Exercise directions:
Leave out pictures; repeat exactly the lines from the "Type out the text in this image." line through the last of the data below.

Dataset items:
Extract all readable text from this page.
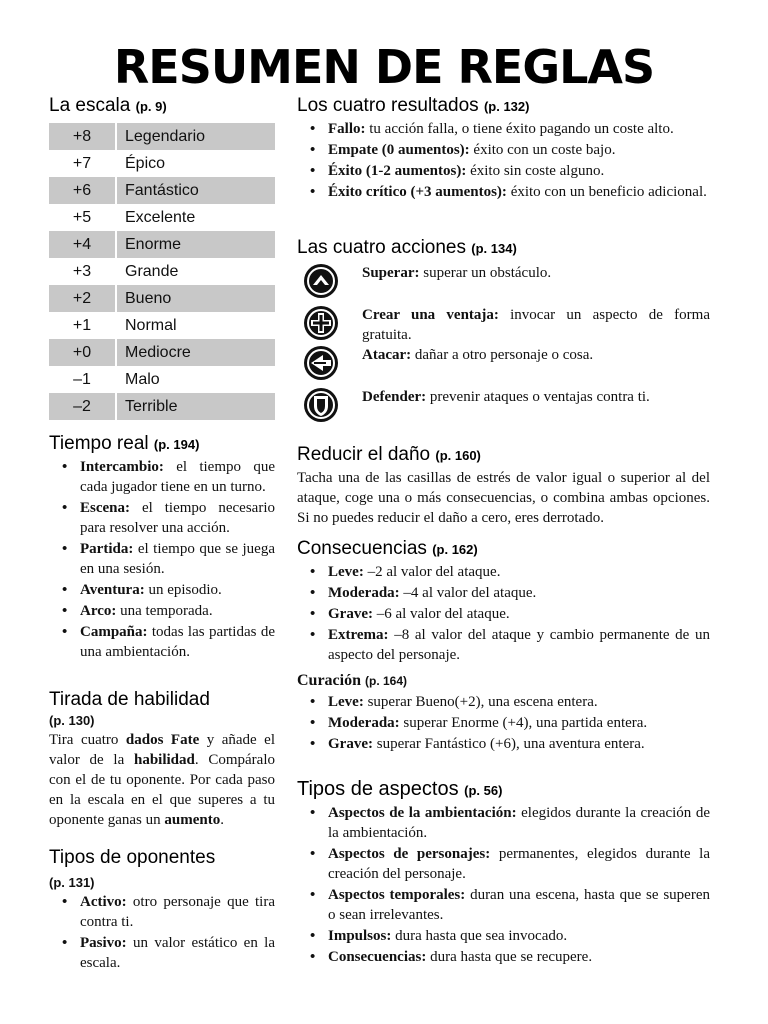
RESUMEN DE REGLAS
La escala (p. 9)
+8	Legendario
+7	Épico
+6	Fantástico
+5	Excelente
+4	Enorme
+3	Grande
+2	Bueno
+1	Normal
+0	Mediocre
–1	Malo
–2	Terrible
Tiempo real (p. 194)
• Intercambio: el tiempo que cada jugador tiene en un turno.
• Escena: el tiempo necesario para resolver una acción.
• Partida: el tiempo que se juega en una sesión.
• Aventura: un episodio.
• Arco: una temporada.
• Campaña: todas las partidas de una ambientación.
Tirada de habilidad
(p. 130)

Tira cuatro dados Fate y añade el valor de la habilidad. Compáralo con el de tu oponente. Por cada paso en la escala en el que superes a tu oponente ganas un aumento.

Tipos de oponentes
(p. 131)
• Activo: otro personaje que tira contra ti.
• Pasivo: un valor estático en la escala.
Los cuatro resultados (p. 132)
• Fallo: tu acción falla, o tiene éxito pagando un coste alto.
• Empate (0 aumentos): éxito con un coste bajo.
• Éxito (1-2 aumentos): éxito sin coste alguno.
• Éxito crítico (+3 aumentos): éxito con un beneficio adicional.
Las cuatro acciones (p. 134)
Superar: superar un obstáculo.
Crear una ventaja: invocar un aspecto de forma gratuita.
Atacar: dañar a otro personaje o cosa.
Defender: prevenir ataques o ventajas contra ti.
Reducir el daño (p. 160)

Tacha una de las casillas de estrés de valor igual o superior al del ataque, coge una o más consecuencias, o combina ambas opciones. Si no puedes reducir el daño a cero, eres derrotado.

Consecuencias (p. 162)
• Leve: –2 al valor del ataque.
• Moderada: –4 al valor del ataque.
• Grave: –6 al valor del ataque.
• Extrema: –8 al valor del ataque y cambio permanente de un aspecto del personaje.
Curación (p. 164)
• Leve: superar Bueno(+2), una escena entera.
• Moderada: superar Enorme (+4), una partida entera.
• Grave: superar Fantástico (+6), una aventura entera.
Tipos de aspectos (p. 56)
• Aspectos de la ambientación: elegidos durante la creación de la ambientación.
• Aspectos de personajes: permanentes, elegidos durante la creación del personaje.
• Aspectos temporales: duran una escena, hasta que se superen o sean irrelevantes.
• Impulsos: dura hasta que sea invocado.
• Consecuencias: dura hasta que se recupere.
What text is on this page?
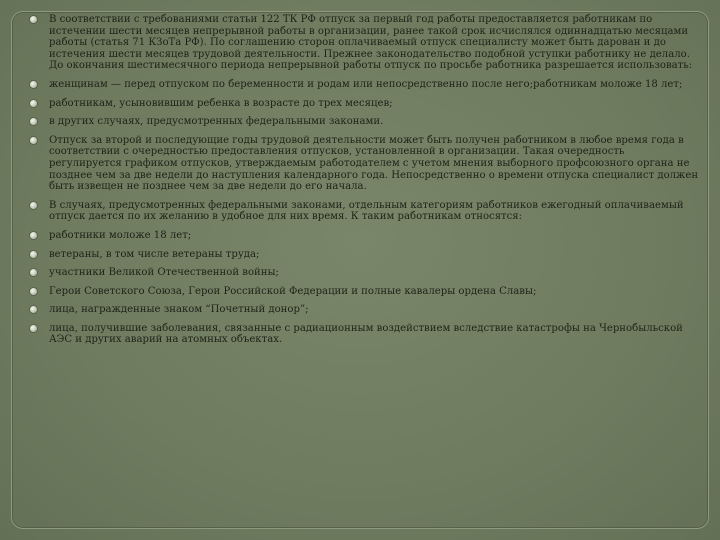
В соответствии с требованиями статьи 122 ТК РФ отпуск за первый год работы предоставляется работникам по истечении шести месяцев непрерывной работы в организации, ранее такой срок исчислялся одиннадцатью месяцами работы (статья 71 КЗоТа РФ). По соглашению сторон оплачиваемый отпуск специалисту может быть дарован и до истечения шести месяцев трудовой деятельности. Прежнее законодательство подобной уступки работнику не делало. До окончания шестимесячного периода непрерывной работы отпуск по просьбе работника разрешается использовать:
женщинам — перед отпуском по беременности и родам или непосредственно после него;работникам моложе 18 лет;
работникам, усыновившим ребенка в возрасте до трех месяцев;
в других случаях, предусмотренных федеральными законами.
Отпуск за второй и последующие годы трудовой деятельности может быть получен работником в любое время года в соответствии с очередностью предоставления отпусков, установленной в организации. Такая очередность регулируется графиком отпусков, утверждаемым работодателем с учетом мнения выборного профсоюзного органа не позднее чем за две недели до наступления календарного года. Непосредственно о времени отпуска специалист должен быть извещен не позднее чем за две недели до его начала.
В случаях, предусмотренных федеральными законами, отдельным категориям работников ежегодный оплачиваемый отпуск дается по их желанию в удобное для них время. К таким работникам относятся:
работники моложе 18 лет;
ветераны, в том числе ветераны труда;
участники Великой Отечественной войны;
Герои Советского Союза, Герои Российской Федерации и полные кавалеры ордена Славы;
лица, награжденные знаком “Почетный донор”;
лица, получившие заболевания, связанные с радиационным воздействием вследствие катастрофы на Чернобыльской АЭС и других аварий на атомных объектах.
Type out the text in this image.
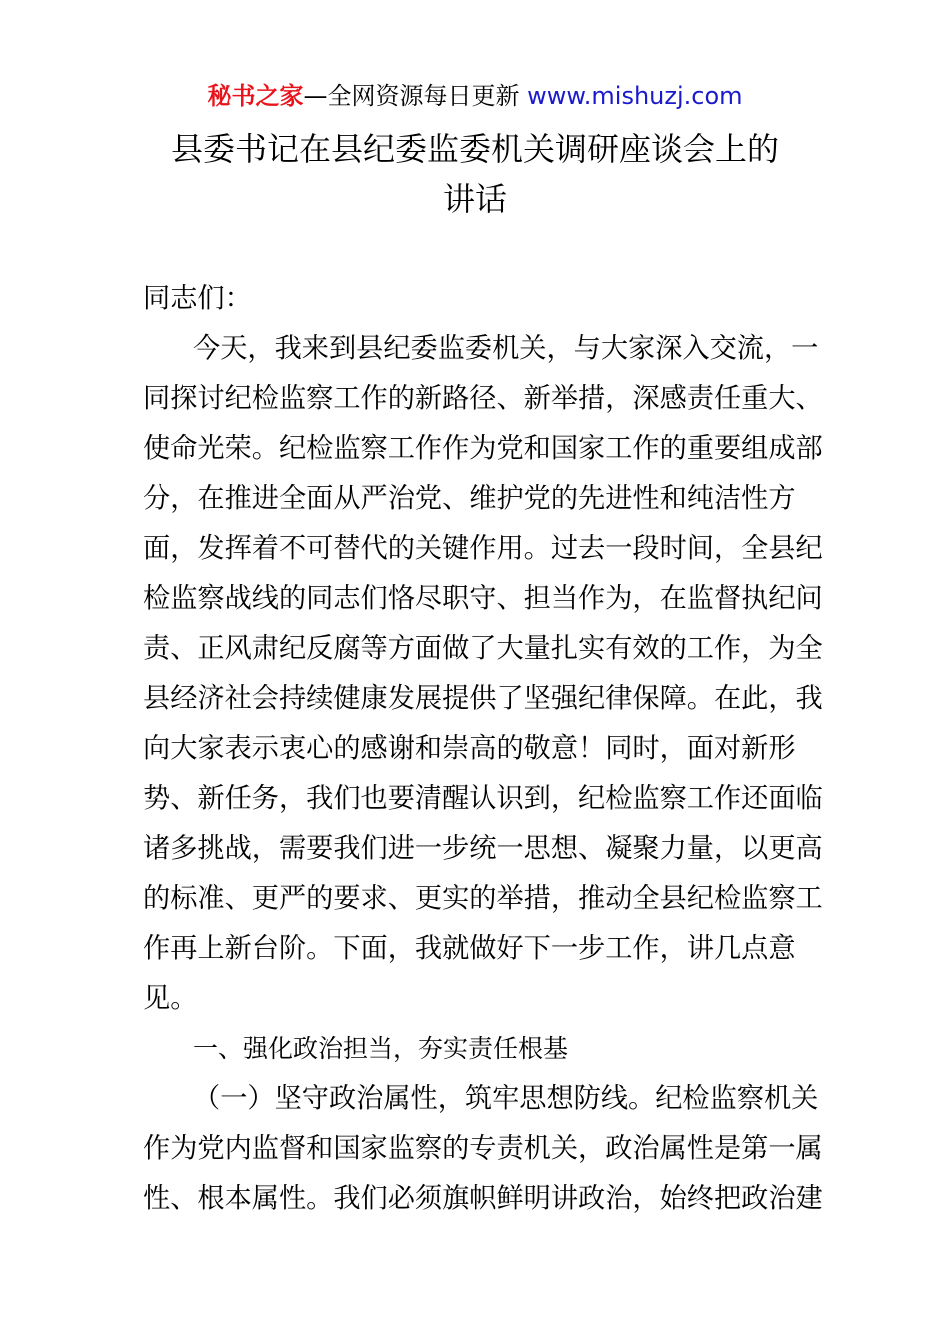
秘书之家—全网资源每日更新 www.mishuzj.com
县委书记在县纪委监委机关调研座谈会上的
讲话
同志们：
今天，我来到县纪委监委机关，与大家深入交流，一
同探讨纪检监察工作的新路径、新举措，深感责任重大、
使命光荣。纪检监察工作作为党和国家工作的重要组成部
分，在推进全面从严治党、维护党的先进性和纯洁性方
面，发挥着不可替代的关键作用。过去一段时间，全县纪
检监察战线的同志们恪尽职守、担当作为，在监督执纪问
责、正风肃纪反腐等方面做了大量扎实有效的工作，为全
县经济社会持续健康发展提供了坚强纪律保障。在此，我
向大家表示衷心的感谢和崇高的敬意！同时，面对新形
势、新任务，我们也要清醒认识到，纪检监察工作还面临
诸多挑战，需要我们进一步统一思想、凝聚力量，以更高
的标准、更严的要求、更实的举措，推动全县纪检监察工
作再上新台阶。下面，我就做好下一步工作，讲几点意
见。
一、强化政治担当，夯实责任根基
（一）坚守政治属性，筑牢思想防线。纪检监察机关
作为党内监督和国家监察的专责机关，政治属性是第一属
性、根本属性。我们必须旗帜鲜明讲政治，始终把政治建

Output below:
Type out the text in this image.
秘书之家—全网资源每日更新 www.mishuzj.com
县委书记在县纪委监委机关调研座谈会上的
讲话
同志们：
今天，我来到县纪委监委机关，与大家深入交流，一
同探讨纪检监察工作的新路径、新举措，深感责任重大、
使命光荣。纪检监察工作作为党和国家工作的重要组成部
分，在推进全面从严治党、维护党的先进性和纯洁性方
面，发挥着不可替代的关键作用。过去一段时间，全县纪
检监察战线的同志们恪尽职守、担当作为，在监督执纪问
责、正风肃纪反腐等方面做了大量扎实有效的工作，为全
县经济社会持续健康发展提供了坚强纪律保障。在此，我
向大家表示衷心的感谢和崇高的敬意！同时，面对新形
势、新任务，我们也要清醒认识到，纪检监察工作还面临
诸多挑战，需要我们进一步统一思想、凝聚力量，以更高
的标准、更严的要求、更实的举措，推动全县纪检监察工
作再上新台阶。下面，我就做好下一步工作，讲几点意
见。
一、强化政治担当，夯实责任根基
（一）坚守政治属性，筑牢思想防线。纪检监察机关
作为党内监督和国家监察的专责机关，政治属性是第一属
性、根本属性。我们必须旗帜鲜明讲政治，始终把政治建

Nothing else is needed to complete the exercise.